### Problem to work on
Your task is to retype each line of the data below exactly.

Stored entries:
--
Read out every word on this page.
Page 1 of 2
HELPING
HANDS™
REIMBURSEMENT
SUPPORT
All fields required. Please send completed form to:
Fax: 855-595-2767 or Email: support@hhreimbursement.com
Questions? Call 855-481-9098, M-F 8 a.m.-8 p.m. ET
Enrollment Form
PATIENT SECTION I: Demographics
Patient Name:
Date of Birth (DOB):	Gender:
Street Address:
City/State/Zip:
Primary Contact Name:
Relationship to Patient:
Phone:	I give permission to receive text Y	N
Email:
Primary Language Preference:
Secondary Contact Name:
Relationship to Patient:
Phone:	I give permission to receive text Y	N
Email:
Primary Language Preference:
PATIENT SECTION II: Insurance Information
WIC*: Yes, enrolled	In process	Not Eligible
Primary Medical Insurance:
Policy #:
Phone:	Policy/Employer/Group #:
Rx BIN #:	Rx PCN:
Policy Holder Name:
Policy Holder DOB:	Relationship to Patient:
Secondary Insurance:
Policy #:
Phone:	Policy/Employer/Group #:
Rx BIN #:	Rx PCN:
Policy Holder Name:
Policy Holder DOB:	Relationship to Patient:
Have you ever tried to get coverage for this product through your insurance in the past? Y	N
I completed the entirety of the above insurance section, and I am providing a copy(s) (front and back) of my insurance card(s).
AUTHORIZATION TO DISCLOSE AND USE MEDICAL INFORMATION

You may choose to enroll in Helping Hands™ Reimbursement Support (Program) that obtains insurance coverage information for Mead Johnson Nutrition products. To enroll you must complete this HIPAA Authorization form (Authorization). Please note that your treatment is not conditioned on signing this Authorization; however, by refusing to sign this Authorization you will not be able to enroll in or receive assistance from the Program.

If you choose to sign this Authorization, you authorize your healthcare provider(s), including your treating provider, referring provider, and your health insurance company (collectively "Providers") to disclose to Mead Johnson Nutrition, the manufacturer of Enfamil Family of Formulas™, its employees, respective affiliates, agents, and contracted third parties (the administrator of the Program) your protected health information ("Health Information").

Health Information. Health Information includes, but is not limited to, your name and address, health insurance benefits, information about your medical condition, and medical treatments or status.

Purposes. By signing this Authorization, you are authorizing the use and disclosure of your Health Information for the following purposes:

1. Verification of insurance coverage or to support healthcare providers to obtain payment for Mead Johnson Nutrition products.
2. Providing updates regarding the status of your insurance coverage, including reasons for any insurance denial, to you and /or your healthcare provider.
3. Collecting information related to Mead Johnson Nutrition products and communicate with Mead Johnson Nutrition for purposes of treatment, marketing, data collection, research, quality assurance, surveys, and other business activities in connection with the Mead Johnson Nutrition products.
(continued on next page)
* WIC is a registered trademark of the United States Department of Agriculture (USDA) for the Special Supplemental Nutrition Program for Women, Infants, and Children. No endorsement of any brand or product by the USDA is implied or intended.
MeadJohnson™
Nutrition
--
### Task result
Read out every word on this page.
Page 1 of 2
HELPING
HANDS™
REIMBURSEMENT
SUPPORT
All fields required. Please send completed form to:
Fax: 855-595-2767 or Email: support@hhreimbursement.com
Questions? Call 855-481-9098, M-F 8 a.m.-8 p.m. ET
Enrollment Form
PATIENT SECTION I: Demographics
Patient Name:
Date of Birth (DOB):	Gender:
Street Address:
City/State/Zip:
Primary Contact Name:
Relationship to Patient:
Phone:	I give permission to receive text Y	N
Email:
Primary Language Preference:
Secondary Contact Name:
Relationship to Patient:
Phone:	I give permission to receive text Y	N
Email:
Primary Language Preference:
PATIENT SECTION II: Insurance Information
WIC*: Yes, enrolled	In process	Not Eligible
Primary Medical Insurance:
Policy #:
Phone:	Policy/Employer/Group #:
Rx BIN #:	Rx PCN:
Policy Holder Name:
Policy Holder DOB:	Relationship to Patient:
Secondary Insurance:
Policy #:
Phone:	Policy/Employer/Group #:
Rx BIN #:	Rx PCN:
Policy Holder Name:
Policy Holder DOB:	Relationship to Patient:
Have you ever tried to get coverage for this product through your insurance in the past? Y	N
I completed the entirety of the above insurance section, and I am providing a copy(s) (front and back) of my insurance card(s).
AUTHORIZATION TO DISCLOSE AND USE MEDICAL INFORMATION

You may choose to enroll in Helping Hands™ Reimbursement Support (Program) that obtains insurance coverage information for Mead Johnson Nutrition products. To enroll you must complete this HIPAA Authorization form (Authorization). Please note that your treatment is not conditioned on signing this Authorization; however, by refusing to sign this Authorization you will not be able to enroll in or receive assistance from the Program.

If you choose to sign this Authorization, you authorize your healthcare provider(s), including your treating provider, referring provider, and your health insurance company (collectively "Providers") to disclose to Mead Johnson Nutrition, the manufacturer of Enfamil Family of Formulas™, its employees, respective affiliates, agents, and contracted third parties (the administrator of the Program) your protected health information ("Health Information").

Health Information. Health Information includes, but is not limited to, your name and address, health insurance benefits, information about your medical condition, and medical treatments or status.

Purposes. By signing this Authorization, you are authorizing the use and disclosure of your Health Information for the following purposes:

1. Verification of insurance coverage or to support healthcare providers to obtain payment for Mead Johnson Nutrition products.
2. Providing updates regarding the status of your insurance coverage, including reasons for any insurance denial, to you and /or your healthcare provider.
3. Collecting information related to Mead Johnson Nutrition products and communicate with Mead Johnson Nutrition for purposes of treatment, marketing, data collection, research, quality assurance, surveys, and other business activities in connection with the Mead Johnson Nutrition products.
(continued on next page)
* WIC is a registered trademark of the United States Department of Agriculture (USDA) for the Special Supplemental Nutrition Program for Women, Infants, and Children. No endorsement of any brand or product by the USDA is implied or intended.
MeadJohnson™
Nutrition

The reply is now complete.